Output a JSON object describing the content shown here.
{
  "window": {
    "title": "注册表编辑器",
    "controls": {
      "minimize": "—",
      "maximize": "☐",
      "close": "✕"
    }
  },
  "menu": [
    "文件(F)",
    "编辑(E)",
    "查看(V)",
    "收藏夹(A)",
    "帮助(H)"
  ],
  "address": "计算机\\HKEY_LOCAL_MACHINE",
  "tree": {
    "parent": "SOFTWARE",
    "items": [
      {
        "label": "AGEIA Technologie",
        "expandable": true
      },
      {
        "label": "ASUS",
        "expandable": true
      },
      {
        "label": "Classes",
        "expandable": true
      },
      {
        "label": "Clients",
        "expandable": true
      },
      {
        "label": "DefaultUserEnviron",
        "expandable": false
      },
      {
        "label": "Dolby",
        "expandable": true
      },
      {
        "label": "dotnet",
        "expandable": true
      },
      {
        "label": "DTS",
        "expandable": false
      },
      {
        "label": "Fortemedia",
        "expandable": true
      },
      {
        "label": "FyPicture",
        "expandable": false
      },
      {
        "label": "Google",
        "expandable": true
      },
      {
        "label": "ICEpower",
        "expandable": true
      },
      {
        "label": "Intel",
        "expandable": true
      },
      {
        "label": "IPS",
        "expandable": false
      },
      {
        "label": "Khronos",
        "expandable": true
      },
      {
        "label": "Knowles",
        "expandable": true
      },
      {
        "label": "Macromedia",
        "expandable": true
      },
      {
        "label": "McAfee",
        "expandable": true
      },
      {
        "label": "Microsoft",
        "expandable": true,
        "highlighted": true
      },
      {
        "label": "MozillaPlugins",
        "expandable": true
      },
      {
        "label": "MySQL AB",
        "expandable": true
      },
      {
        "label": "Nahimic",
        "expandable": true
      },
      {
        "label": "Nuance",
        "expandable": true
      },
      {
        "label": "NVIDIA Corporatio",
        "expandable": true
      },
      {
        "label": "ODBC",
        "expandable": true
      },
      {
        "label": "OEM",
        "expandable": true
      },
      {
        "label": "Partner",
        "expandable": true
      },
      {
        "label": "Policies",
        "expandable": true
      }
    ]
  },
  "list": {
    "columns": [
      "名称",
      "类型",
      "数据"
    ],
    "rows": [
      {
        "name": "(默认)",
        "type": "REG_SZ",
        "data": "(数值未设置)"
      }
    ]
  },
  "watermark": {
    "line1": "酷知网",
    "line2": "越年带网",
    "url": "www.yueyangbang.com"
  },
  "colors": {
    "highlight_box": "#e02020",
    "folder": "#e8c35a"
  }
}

Stated problem: Transcribe every line of the data, exactly as it stands.

Answer for this exercise:
Output a JSON object describing the content shown here.
{
  "window": {
    "title": "注册表编辑器",
    "controls": {
      "minimize": "—",
      "maximize": "☐",
      "close": "✕"
    }
  },
  "menu": [
    "文件(F)",
    "编辑(E)",
    "查看(V)",
    "收藏夹(A)",
    "帮助(H)"
  ],
  "address": "计算机\\HKEY_LOCAL_MACHINE",
  "tree": {
    "parent": "SOFTWARE",
    "items": [
      {
        "label": "AGEIA Technologie",
        "expandable": true
      },
      {
        "label": "ASUS",
        "expandable": true
      },
      {
        "label": "Classes",
        "expandable": true
      },
      {
        "label": "Clients",
        "expandable": true
      },
      {
        "label": "DefaultUserEnviron",
        "expandable": false
      },
      {
        "label": "Dolby",
        "expandable": true
      },
      {
        "label": "dotnet",
        "expandable": true
      },
      {
        "label": "DTS",
        "expandable": false
      },
      {
        "label": "Fortemedia",
        "expandable": true
      },
      {
        "label": "FyPicture",
        "expandable": false
      },
      {
        "label": "Google",
        "expandable": true
      },
      {
        "label": "ICEpower",
        "expandable": true
      },
      {
        "label": "Intel",
        "expandable": true
      },
      {
        "label": "IPS",
        "expandable": false
      },
      {
        "label": "Khronos",
        "expandable": true
      },
      {
        "label": "Knowles",
        "expandable": true
      },
      {
        "label": "Macromedia",
        "expandable": true
      },
      {
        "label": "McAfee",
        "expandable": true
      },
      {
        "label": "Microsoft",
        "expandable": true,
        "highlighted": true
      },
      {
        "label": "MozillaPlugins",
        "expandable": true
      },
      {
        "label": "MySQL AB",
        "expandable": true
      },
      {
        "label": "Nahimic",
        "expandable": true
      },
      {
        "label": "Nuance",
        "expandable": true
      },
      {
        "label": "NVIDIA Corporatio",
        "expandable": true
      },
      {
        "label": "ODBC",
        "expandable": true
      },
      {
        "label": "OEM",
        "expandable": true
      },
      {
        "label": "Partner",
        "expandable": true
      },
      {
        "label": "Policies",
        "expandable": true
      }
    ]
  },
  "list": {
    "columns": [
      "名称",
      "类型",
      "数据"
    ],
    "rows": [
      {
        "name": "(默认)",
        "type": "REG_SZ",
        "data": "(数值未设置)"
      }
    ]
  },
  "watermark": {
    "line1": "酷知网",
    "line2": "越年带网",
    "url": "www.yueyangbang.com"
  },
  "colors": {
    "highlight_box": "#e02020",
    "folder": "#e8c35a"
  }
}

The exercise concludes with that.